GIVEN TASK:
Continue the forum thread about taking a motorhome to Monet's Garden, starting right after its final post heading.
# START OF DOCUMENT SECTION
# Monet's Garden



## rayc (Jun 3, 2008)

Is it practical to go Monet's Garden with the MH. Can you park there or is there a nearby aire or campsite? Any advise appreciated as I'm thinking of going there Easter week.


----------



## ralph-dot (May 10, 2005)

Yes we did it in 2006

http://myweb.tiscali.co.uk/ralphdot/France 2006.htm#Giverny


----------



## cilkad (Jan 4, 2007)

We were there 4 years ago - there's a huge car park and when the gardens were closing a warden came by and kindly took us to a free aire a couple of km away but I can't remember the name.
Cilka


----------



## ralph-dot (May 10, 2005)

http://www.motorhomefacts.com/modules.php?name=Campsites&op=display_results&csid=1899


----------



## gaspode (May 9, 2005)

We used this campsite Ray:
http://www.motorhomefacts.com/modules.php?name=Campsites&op=display_results&csid=1620

It's quite a pleasant site with panoramic views, fifteen minutes drive from the gardens where you can park OK in the spot mentioned by ralph-dot. Advice is to get to the gardens early in the day, it fills up with coach parties by lunchtime and you'll wait in the queues for ages. Well worth a visit but won't take more than half a day to go round.


----------



## Koppersbeat (May 10, 2005)

We were there last June and it was very busy with loads of American tourists and college groups.

The coach carpark was manned by a Monsieur Jobsworth who said we were strictly forbidden unless we were on his list !

There are narrow streets with pavement cafes and we had a job to get through with a 6.50m van.

After several attempts to find somewhere to park we nearly gave up and ended back at the coach park where the irate little man waved us away furiously.I explained that I only wanted some advice and he then said try outside the Mairie,up the hill.

There was just 1 space left which was fine.

With hindsight we should have arrived after 6pm when the gardens were closed and stayed the night in the carpark opposite which is alongside a restaurant and a bit tight but would have been ideal.

Enjoy your trip.

Helen


----------



## DABurleigh (May 9, 2005)
# END OF DOCUMENT SECTION
# START OF DATA SEGMENT
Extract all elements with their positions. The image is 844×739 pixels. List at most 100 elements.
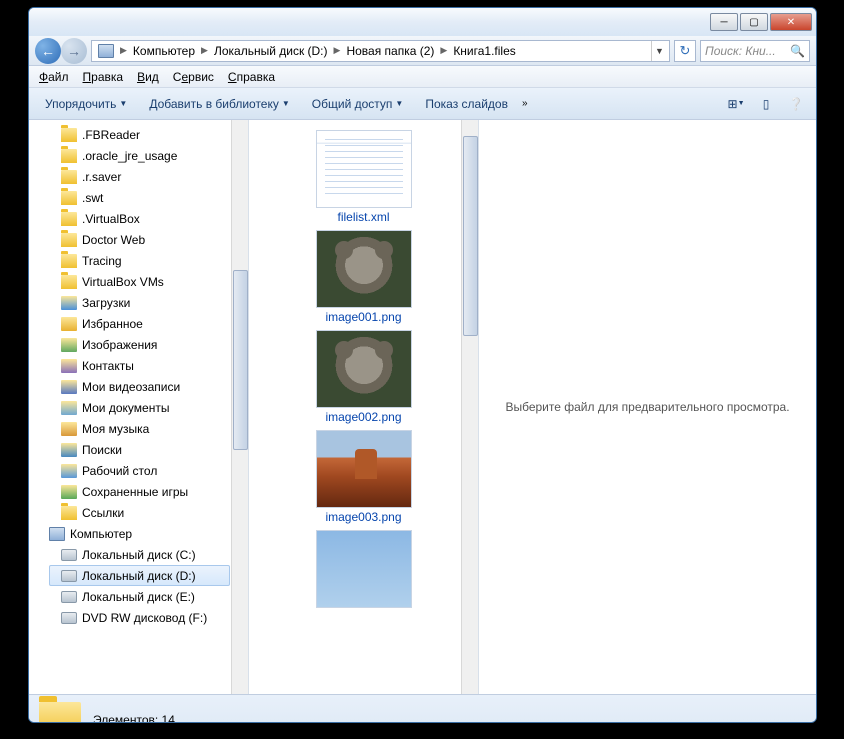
# END OF DATA SEGMENT
EXERCISE RESULT:
gaspode said:


> We used this campsite Ray:
> http://www.motorhomefacts.com/modules.php?name=Campsites&op=display_results&csid=1620
> 
> It's quite a pleasant site with panoramic views, fifteen minutes drive from the gardens where you can park OK in the spot mentioned by ralph-dot. Advice is to get to the gardens early in the day, it fills up with coach parties by lunchtime and you'll wait in the queues for ages. Well worth a visit but won't take more than half a day to go round.


Yes. Here's us at that site:










Dave


----------



## Traveller_HA5_3DOM (May 9, 2005)

We stayed at the car park directly over the road from the entrance. We joined about three others and it was a very tight squeeze for our friends in an 8m tag axle. We asked about staying overnight when we bought our ticket to the gardens and were told OK. You would need to arrive early as the place the campers were parking is at the rear up quite a steep incline.


----------



## moorapples (Oct 31, 2010)

Hi, Have read this topic with interest since we are hoping to visit Monets Garden in September this year. Has anyone stopped overnight recently in the car park at the gardens. Thanks


----------



## homenaway (Jul 27, 2005)

Hi,
We visited the garden just before Easter and stayed at the campsite mentioned earlier. We arrived early at the car park and were directed by a very pleasant and jokey man with bad English to the far edge of the coach park (on the grass). He also emphasised that overnight parking was not allowed.

The garden was a blaze of colour but no water lilies early in the season.

We spent maybe three hours max there and it was heaving with Americans, Japanese and school parties by the time we left.

Steve


----------



## b2tus (Sep 7, 2009)

Moorapples.......we will be there on 18 September with friends in their M/Home. Race you to the car park? Think I'll nip down the night before a lay out two huge towels :lol:. 

Homeandaway.....what time do you recommend to get to the car park? Have been to Monet's a few times but never in our M/Home.


----------



## Hezbez (Feb 7, 2009)

We actually just left Monet's garden about an hour ago!
We stayed overnight at the campsite in Vernon;

http://www.cape-tourisme.fr/hebergement/HPANOR0270000503/Camping-Les-Fosses-Rouges.html

About 7 miles/15 minutes from Monet's place.
Cheap, no frills, pleasant site - under 10 euros for one night.

Monet's House & Garden - 8 euros entry.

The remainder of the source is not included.